Input for this task

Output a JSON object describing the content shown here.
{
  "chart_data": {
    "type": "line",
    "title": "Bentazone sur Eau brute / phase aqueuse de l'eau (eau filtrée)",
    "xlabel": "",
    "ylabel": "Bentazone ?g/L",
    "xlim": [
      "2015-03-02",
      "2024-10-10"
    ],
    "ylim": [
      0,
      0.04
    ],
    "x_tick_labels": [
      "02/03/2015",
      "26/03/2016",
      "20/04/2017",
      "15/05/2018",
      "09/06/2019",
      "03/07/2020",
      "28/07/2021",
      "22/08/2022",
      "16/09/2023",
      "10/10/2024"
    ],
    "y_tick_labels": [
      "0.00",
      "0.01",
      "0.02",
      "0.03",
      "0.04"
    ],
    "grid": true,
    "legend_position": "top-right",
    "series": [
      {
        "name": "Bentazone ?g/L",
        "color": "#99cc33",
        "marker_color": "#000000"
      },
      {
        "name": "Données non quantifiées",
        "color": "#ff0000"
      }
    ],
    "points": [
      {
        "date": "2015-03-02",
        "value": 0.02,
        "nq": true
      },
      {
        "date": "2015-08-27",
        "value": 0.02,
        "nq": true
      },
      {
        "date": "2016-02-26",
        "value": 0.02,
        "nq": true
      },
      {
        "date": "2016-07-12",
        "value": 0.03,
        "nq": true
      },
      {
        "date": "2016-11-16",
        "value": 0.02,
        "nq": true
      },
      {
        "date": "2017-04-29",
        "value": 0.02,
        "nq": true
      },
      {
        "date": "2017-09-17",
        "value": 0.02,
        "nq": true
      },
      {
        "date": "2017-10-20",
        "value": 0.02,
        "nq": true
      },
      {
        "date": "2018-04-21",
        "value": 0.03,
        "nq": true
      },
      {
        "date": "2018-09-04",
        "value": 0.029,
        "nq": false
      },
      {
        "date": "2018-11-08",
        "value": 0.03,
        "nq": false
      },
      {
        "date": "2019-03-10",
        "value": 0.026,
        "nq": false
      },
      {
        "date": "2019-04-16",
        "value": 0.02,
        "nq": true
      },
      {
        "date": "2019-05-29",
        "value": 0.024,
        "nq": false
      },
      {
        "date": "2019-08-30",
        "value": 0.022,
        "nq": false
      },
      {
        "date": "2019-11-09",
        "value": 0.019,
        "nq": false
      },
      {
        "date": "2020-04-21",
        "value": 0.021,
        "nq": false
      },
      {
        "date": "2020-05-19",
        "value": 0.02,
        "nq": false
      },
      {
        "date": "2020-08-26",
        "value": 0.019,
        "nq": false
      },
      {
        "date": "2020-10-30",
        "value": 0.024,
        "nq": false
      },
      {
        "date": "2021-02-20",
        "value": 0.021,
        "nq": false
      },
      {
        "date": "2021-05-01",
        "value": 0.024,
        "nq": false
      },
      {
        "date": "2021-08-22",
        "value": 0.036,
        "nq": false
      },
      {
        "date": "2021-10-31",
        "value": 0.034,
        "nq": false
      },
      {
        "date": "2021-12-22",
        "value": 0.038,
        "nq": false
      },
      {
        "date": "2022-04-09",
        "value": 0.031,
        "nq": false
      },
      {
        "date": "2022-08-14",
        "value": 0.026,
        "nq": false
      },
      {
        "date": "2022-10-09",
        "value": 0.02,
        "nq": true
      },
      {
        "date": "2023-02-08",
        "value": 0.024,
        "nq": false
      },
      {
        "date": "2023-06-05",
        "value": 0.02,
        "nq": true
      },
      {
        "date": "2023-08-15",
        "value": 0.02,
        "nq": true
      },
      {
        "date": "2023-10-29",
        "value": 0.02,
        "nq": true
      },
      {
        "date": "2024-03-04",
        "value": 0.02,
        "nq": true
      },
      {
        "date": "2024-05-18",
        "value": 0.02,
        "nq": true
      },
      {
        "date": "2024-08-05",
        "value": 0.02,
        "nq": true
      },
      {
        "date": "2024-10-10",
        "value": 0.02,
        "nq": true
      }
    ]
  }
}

Work to complete
The records above should all be quoted exactly, please.

Result of this task
Output a JSON object describing the content shown here.
{
  "chart_data": {
    "type": "line",
    "title": "Bentazone sur Eau brute / phase aqueuse de l'eau (eau filtrée)",
    "xlabel": "",
    "ylabel": "Bentazone ?g/L",
    "xlim": [
      "2015-03-02",
      "2024-10-10"
    ],
    "ylim": [
      0,
      0.04
    ],
    "x_tick_labels": [
      "02/03/2015",
      "26/03/2016",
      "20/04/2017",
      "15/05/2018",
      "09/06/2019",
      "03/07/2020",
      "28/07/2021",
      "22/08/2022",
      "16/09/2023",
      "10/10/2024"
    ],
    "y_tick_labels": [
      "0.00",
      "0.01",
      "0.02",
      "0.03",
      "0.04"
    ],
    "grid": true,
    "legend_position": "top-right",
    "series": [
      {
        "name": "Bentazone ?g/L",
        "color": "#99cc33",
        "marker_color": "#000000"
      },
      {
        "name": "Données non quantifiées",
        "color": "#ff0000"
      }
    ],
    "points": [
      {
        "date": "2015-03-02",
        "value": 0.02,
        "nq": true
      },
      {
        "date": "2015-08-27",
        "value": 0.02,
        "nq": true
      },
      {
        "date": "2016-02-26",
        "value": 0.02,
        "nq": true
      },
      {
        "date": "2016-07-12",
        "value": 0.03,
        "nq": true
      },
      {
        "date": "2016-11-16",
        "value": 0.02,
        "nq": true
      },
      {
        "date": "2017-04-29",
        "value": 0.02,
        "nq": true
      },
      {
        "date": "2017-09-17",
        "value": 0.02,
        "nq": true
      },
      {
        "date": "2017-10-20",
        "value": 0.02,
        "nq": true
      },
      {
        "date": "2018-04-21",
        "value": 0.03,
        "nq": true
      },
      {
        "date": "2018-09-04",
        "value": 0.029,
        "nq": false
      },
      {
        "date": "2018-11-08",
        "value": 0.03,
        "nq": false
      },
      {
        "date": "2019-03-10",
        "value": 0.026,
        "nq": false
      },
      {
        "date": "2019-04-16",
        "value": 0.02,
        "nq": true
      },
      {
        "date": "2019-05-29",
        "value": 0.024,
        "nq": false
      },
      {
        "date": "2019-08-30",
        "value": 0.022,
        "nq": false
      },
      {
        "date": "2019-11-09",
        "value": 0.019,
        "nq": false
      },
      {
        "date": "2020-04-21",
        "value": 0.021,
        "nq": false
      },
      {
        "date": "2020-05-19",
        "value": 0.02,
        "nq": false
      },
      {
        "date": "2020-08-26",
        "value": 0.019,
        "nq": false
      },
      {
        "date": "2020-10-30",
        "value": 0.024,
        "nq": false
      },
      {
        "date": "2021-02-20",
        "value": 0.021,
        "nq": false
      },
      {
        "date": "2021-05-01",
        "value": 0.024,
        "nq": false
      },
      {
        "date": "2021-08-22",
        "value": 0.036,
        "nq": false
      },
      {
        "date": "2021-10-31",
        "value": 0.034,
        "nq": false
      },
      {
        "date": "2021-12-22",
        "value": 0.038,
        "nq": false
      },
      {
        "date": "2022-04-09",
        "value": 0.031,
        "nq": false
      },
      {
        "date": "2022-08-14",
        "value": 0.026,
        "nq": false
      },
      {
        "date": "2022-10-09",
        "value": 0.02,
        "nq": true
      },
      {
        "date": "2023-02-08",
        "value": 0.024,
        "nq": false
      },
      {
        "date": "2023-06-05",
        "value": 0.02,
        "nq": true
      },
      {
        "date": "2023-08-15",
        "value": 0.02,
        "nq": true
      },
      {
        "date": "2023-10-29",
        "value": 0.02,
        "nq": true
      },
      {
        "date": "2024-03-04",
        "value": 0.02,
        "nq": true
      },
      {
        "date": "2024-05-18",
        "value": 0.02,
        "nq": true
      },
      {
        "date": "2024-08-05",
        "value": 0.02,
        "nq": true
      },
      {
        "date": "2024-10-10",
        "value": 0.02,
        "nq": true
      }
    ]
  }
}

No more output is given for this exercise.